→ YOUR OBJECTIVE
Where a line holds "berikut", copy it.

Begin

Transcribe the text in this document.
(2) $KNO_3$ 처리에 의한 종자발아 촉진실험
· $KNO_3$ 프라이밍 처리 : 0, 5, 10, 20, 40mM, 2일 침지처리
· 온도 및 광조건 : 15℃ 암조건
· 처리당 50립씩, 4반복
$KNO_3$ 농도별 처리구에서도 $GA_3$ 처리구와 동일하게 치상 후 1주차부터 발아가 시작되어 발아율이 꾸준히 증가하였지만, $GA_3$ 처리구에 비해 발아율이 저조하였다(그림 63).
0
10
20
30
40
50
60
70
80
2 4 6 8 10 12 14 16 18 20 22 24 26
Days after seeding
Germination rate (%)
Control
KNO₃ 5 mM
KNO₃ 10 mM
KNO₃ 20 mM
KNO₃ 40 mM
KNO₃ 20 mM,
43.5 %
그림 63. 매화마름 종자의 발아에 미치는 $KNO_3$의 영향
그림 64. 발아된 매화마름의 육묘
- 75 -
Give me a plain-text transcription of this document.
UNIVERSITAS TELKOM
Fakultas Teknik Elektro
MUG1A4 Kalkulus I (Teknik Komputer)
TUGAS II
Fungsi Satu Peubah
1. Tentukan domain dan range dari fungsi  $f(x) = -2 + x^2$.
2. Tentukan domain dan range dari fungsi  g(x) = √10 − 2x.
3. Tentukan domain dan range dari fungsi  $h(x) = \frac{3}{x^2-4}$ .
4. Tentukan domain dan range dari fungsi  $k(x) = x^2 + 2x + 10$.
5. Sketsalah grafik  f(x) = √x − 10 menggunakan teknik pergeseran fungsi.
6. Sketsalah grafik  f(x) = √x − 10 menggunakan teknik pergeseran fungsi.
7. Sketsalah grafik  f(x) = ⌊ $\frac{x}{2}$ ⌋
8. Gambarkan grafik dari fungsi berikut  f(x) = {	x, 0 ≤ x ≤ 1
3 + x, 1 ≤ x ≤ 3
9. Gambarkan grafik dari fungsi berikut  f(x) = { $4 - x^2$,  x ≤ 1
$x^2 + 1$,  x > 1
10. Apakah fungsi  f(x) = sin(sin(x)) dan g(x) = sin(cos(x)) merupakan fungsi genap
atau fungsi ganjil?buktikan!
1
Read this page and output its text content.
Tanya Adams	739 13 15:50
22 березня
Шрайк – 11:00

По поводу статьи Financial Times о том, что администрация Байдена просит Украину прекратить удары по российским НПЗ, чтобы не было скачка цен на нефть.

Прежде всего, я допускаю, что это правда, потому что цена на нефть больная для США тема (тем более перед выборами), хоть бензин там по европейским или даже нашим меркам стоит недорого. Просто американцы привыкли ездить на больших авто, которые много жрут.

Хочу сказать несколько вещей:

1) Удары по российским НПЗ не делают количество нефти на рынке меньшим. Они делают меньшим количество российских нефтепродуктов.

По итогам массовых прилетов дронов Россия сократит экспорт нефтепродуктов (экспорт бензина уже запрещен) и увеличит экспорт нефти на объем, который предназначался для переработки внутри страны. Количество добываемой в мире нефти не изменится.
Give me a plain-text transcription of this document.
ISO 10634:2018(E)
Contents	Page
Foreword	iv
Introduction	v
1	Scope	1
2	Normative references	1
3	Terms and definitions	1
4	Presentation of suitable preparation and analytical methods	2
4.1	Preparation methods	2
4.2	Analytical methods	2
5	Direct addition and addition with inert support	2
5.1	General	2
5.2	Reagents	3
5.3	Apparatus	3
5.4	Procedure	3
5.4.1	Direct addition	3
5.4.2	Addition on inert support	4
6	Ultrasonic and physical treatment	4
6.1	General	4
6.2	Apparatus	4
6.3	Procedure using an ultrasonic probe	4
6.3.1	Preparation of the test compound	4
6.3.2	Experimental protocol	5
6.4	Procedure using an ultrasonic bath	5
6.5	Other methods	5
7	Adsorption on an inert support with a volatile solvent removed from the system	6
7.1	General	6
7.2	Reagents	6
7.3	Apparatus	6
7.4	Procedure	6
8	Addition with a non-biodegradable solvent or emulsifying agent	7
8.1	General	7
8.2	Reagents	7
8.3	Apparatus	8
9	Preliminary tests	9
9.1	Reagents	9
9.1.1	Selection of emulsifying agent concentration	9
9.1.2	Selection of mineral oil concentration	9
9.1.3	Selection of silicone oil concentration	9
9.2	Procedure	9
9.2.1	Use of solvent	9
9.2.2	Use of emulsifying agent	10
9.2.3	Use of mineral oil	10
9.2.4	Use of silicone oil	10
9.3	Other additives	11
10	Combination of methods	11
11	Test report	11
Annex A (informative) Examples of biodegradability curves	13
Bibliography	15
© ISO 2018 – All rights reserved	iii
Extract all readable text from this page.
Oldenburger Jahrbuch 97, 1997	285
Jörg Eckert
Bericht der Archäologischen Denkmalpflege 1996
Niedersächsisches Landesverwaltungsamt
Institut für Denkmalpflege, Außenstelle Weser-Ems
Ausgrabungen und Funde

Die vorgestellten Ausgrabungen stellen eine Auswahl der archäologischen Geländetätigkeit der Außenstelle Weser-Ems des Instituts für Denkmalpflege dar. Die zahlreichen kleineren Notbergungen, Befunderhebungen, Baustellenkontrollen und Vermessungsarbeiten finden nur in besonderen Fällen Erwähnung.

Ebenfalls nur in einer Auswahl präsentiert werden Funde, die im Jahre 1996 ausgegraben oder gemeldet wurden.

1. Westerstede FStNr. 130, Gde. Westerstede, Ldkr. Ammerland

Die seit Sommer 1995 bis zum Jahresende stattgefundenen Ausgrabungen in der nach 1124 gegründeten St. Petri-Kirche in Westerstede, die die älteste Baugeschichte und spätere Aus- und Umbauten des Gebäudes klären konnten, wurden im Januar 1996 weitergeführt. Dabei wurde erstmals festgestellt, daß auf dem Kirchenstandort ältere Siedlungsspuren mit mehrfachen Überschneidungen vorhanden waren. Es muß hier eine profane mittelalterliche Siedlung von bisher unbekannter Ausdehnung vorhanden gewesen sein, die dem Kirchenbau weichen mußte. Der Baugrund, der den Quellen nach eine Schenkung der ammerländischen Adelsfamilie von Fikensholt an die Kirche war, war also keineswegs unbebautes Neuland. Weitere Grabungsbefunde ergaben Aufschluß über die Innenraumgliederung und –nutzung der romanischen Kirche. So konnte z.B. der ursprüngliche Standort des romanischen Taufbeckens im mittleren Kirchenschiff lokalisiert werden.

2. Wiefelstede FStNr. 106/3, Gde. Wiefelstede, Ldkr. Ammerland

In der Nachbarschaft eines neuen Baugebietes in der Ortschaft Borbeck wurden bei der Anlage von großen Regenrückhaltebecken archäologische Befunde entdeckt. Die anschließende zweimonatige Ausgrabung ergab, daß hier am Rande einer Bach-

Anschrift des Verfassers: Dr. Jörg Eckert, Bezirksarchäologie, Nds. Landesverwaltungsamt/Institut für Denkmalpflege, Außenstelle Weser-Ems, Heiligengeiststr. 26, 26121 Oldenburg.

End

→ WRITTEN RESPONSE
8. Gambarkan grafik dari fungsi berikut  f(x) = {	x, 0 ≤ x ≤ 1
9. Gambarkan grafik dari fungsi berikut  f(x) = { $4 - x^2$,  x ≤ 1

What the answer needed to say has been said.